RECORDS TO PROCESS:
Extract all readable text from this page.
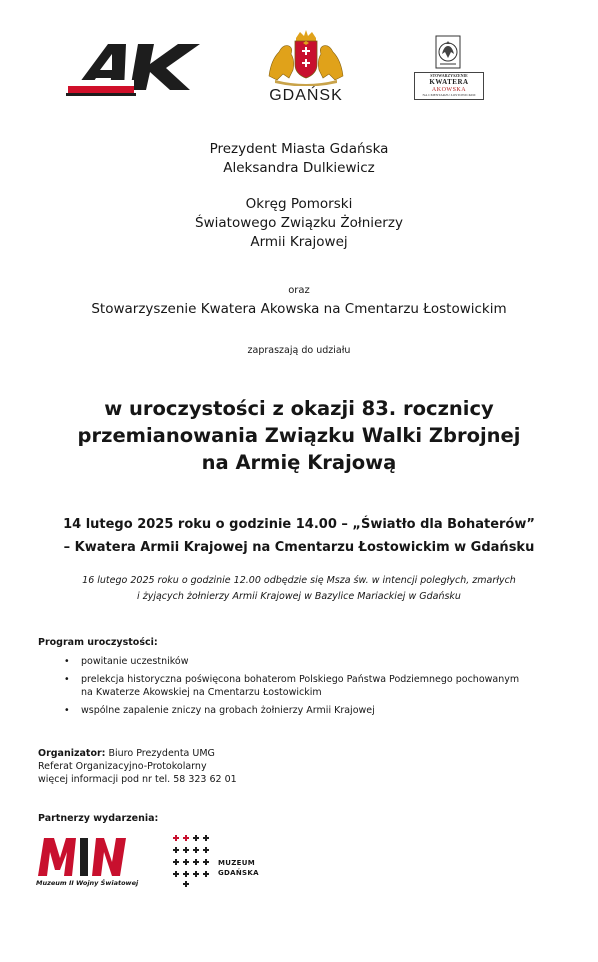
GDAŃSK
STOWARZYSZENIE
KWATERA
AKOWSKA
NA CMENTARZU ŁOSTOWICKIM
Prezydent Miasta Gdańska
Aleksandra Dulkiewicz
Okręg Pomorski
Światowego Związku Żołnierzy
Armii Krajowej
oraz
Stowarzyszenie Kwatera Akowska na Cmentarzu Łostowickim
zapraszają do udziału
w uroczystości z okazji 83. rocznicy
przemianowania Związku Walki Zbrojnej
na Armię Krajową
14 lutego 2025 roku o godzinie 14.00 – „Światło dla Bohaterów”
– Kwatera Armii Krajowej na Cmentarzu Łostowickim w Gdańsku
16 lutego 2025 roku o godzinie 12.00 odbędzie się Msza św. w intencji poległych, zmarłych
i żyjących żołnierzy Armii Krajowej w Bazylice Mariackiej w Gdańsku
Program uroczystości:
• powitanie uczestników
• prelekcja historyczna poświęcona bohaterom Polskiego Państwa Podziemnego pochowanym
na Kwaterze Akowskiej na Cmentarzu Łostowickim
• wspólne zapalenie zniczy na grobach żołnierzy Armii Krajowej
Organizator: Biuro Prezydenta UMG
Referat Organizacyjno-Protokolarny
więcej informacji pod nr tel. 58 323 62 01
Partnerzy wydarzenia:
Muzeum II Wojny Światowej
MUZEUM
GDAŃSKA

GIVEN TASK:
Write out the material above once more, exactly as it reads, with no pictures.

RESPONSE TO THIS EXERCISE:
Extract all readable text from this page.
GDAŃSK
STOWARZYSZENIE
KWATERA
AKOWSKA
NA CMENTARZU ŁOSTOWICKIM
Prezydent Miasta Gdańska
Aleksandra Dulkiewicz
Okręg Pomorski
Światowego Związku Żołnierzy
Armii Krajowej
oraz
Stowarzyszenie Kwatera Akowska na Cmentarzu Łostowickim
zapraszają do udziału
w uroczystości z okazji 83. rocznicy
przemianowania Związku Walki Zbrojnej
na Armię Krajową
14 lutego 2025 roku o godzinie 14.00 – „Światło dla Bohaterów”
– Kwatera Armii Krajowej na Cmentarzu Łostowickim w Gdańsku
16 lutego 2025 roku o godzinie 12.00 odbędzie się Msza św. w intencji poległych, zmarłych
i żyjących żołnierzy Armii Krajowej w Bazylice Mariackiej w Gdańsku
Program uroczystości:
• powitanie uczestników
• prelekcja historyczna poświęcona bohaterom Polskiego Państwa Podziemnego pochowanym
na Kwaterze Akowskiej na Cmentarzu Łostowickim
• wspólne zapalenie zniczy na grobach żołnierzy Armii Krajowej
Organizator: Biuro Prezydenta UMG
Referat Organizacyjno-Protokolarny
więcej informacji pod nr tel. 58 323 62 01
Partnerzy wydarzenia:
Muzeum II Wojny Światowej
MUZEUM
GDAŃSKA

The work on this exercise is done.